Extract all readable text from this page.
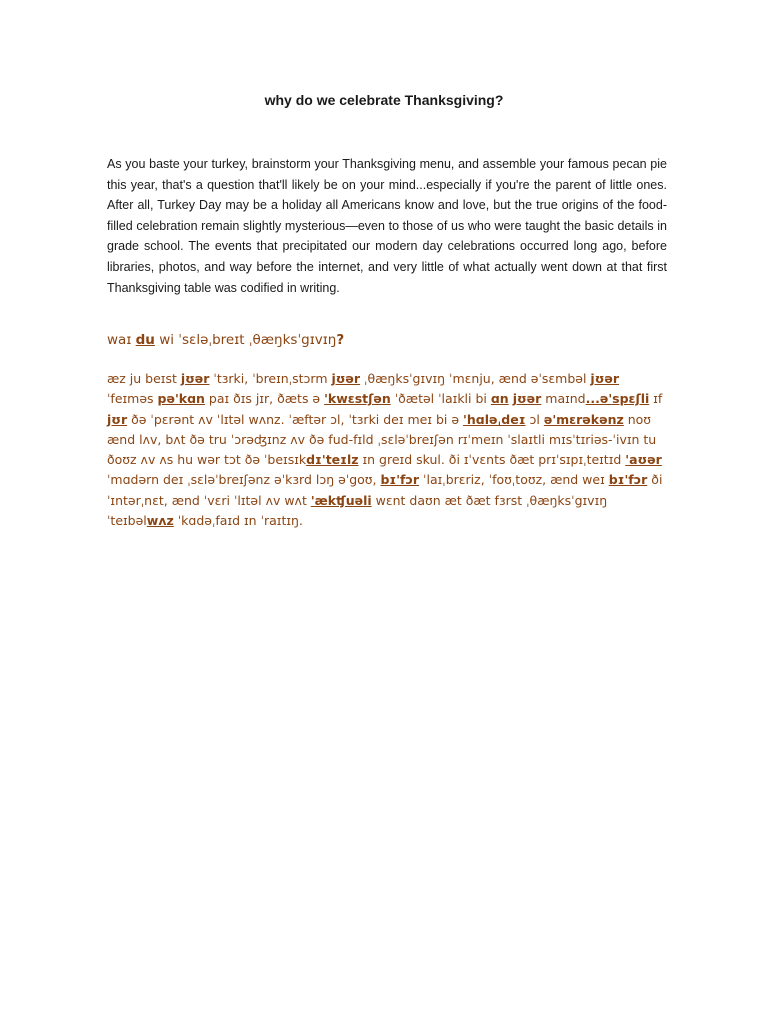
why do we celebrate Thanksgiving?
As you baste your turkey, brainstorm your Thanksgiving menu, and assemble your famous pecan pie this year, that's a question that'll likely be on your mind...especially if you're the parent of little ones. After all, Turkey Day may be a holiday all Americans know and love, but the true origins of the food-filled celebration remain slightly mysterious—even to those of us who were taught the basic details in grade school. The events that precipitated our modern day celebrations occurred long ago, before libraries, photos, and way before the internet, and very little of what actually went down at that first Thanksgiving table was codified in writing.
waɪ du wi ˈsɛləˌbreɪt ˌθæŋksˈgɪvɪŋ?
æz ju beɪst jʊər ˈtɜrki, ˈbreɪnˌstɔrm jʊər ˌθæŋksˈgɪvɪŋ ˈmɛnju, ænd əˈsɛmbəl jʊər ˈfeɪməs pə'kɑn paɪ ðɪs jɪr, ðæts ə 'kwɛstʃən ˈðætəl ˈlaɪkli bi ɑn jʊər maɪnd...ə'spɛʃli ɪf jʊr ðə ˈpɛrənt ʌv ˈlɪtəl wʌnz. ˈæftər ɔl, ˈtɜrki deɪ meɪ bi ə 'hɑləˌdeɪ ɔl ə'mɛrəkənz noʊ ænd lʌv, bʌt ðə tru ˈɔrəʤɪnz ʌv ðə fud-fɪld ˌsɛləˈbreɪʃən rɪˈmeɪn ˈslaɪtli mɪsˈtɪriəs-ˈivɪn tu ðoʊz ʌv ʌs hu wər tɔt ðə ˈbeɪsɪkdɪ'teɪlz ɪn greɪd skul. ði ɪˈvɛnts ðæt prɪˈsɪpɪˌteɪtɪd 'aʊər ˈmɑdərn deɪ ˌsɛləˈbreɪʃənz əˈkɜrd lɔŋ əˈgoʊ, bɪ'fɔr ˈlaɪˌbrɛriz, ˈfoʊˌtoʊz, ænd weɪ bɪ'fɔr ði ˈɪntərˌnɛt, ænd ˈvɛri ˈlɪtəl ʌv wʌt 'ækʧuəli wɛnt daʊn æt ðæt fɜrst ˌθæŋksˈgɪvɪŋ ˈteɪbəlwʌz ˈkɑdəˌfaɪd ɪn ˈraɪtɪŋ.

WHAT YOU HAVE TO DO | Report the number of lines in the entries above that include the word "this" and add nothing to it.

SOLUTION TO THE PROBLEM | 2